PROBLEM DETAILS: Each entry below should be returned exactly as is, with the pictures removed.

[Begin SOURCE DATA]

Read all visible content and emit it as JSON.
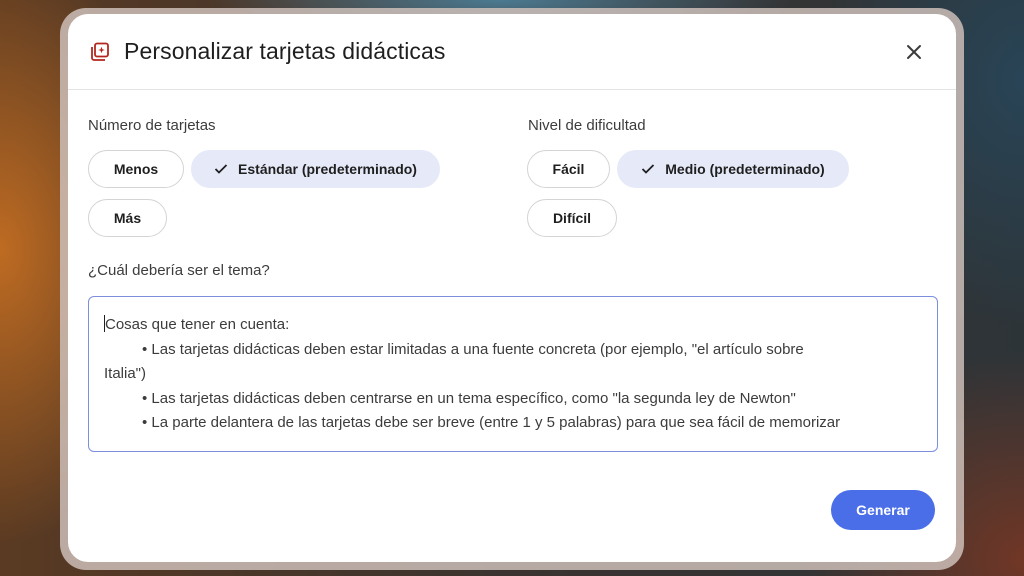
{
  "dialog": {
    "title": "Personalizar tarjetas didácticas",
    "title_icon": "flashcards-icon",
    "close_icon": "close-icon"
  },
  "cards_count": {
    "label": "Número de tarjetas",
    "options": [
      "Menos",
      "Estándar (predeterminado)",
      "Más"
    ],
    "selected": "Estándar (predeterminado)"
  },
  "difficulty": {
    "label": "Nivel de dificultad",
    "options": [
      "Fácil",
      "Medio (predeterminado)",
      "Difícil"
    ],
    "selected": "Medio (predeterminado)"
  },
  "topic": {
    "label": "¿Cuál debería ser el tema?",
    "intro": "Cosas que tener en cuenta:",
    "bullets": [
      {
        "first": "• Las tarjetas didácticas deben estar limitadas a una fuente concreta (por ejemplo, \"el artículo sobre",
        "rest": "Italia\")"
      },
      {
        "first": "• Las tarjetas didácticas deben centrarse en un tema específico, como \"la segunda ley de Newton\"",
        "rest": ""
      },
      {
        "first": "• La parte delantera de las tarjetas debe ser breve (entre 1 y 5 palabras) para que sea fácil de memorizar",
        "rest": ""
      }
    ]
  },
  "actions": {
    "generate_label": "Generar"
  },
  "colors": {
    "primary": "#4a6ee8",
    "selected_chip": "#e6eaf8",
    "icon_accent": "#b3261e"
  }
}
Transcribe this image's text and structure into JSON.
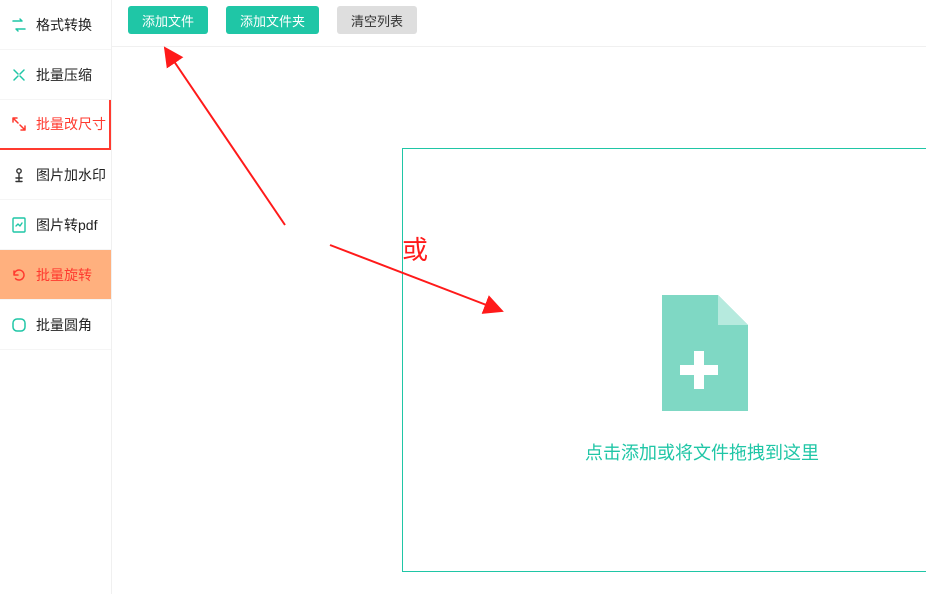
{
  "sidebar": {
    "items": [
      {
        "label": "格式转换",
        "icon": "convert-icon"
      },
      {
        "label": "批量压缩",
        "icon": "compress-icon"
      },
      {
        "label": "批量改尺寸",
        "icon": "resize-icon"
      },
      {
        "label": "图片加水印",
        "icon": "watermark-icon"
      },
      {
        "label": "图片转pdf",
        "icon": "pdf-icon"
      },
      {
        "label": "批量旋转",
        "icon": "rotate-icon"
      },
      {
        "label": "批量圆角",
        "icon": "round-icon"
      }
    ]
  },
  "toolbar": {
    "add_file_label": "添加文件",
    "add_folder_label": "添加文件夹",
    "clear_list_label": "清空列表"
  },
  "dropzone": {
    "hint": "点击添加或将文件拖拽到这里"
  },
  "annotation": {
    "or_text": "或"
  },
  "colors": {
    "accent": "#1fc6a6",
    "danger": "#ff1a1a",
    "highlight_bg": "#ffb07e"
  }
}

[End SOURCE DATA]

TASK ANSWER:
Read all visible content and emit it as JSON.
{
  "dialog": {
    "title": "Personalizar tarjetas didácticas",
    "title_icon": "flashcards-icon",
    "close_icon": "close-icon"
  },
  "cards_count": {
    "label": "Número de tarjetas",
    "options": [
      "Menos",
      "Estándar (predeterminado)",
      "Más"
    ],
    "selected": "Estándar (predeterminado)"
  },
  "difficulty": {
    "label": "Nivel de dificultad",
    "options": [
      "Fácil",
      "Medio (predeterminado)",
      "Difícil"
    ],
    "selected": "Medio (predeterminado)"
  },
  "topic": {
    "label": "¿Cuál debería ser el tema?",
    "intro": "Cosas que tener en cuenta:",
    "bullets": [
      {
        "first": "• Las tarjetas didácticas deben estar limitadas a una fuente concreta (por ejemplo, \"el artículo sobre",
        "rest": "Italia\")"
      },
      {
        "first": "• Las tarjetas didácticas deben centrarse en un tema específico, como \"la segunda ley de Newton\"",
        "rest": ""
      },
      {
        "first": "• La parte delantera de las tarjetas debe ser breve (entre 1 y 5 palabras) para que sea fácil de memorizar",
        "rest": ""
      }
    ]
  },
  "actions": {
    "generate_label": "Generar"
  },
  "colors": {
    "primary": "#4a6ee8",
    "selected_chip": "#e6eaf8",
    "icon_accent": "#b3261e"
  }
}
Transcribe this image's text and structure into JSON.
{
  "sidebar": {
    "items": [
      {
        "label": "格式转换",
        "icon": "convert-icon"
      },
      {
        "label": "批量压缩",
        "icon": "compress-icon"
      },
      {
        "label": "批量改尺寸",
        "icon": "resize-icon"
      },
      {
        "label": "图片加水印",
        "icon": "watermark-icon"
      },
      {
        "label": "图片转pdf",
        "icon": "pdf-icon"
      },
      {
        "label": "批量旋转",
        "icon": "rotate-icon"
      },
      {
        "label": "批量圆角",
        "icon": "round-icon"
      }
    ]
  },
  "toolbar": {
    "add_file_label": "添加文件",
    "add_folder_label": "添加文件夹",
    "clear_list_label": "清空列表"
  },
  "dropzone": {
    "hint": "点击添加或将文件拖拽到这里"
  },
  "annotation": {
    "or_text": "或"
  },
  "colors": {
    "accent": "#1fc6a6",
    "danger": "#ff1a1a",
    "highlight_bg": "#ffb07e"
  }
}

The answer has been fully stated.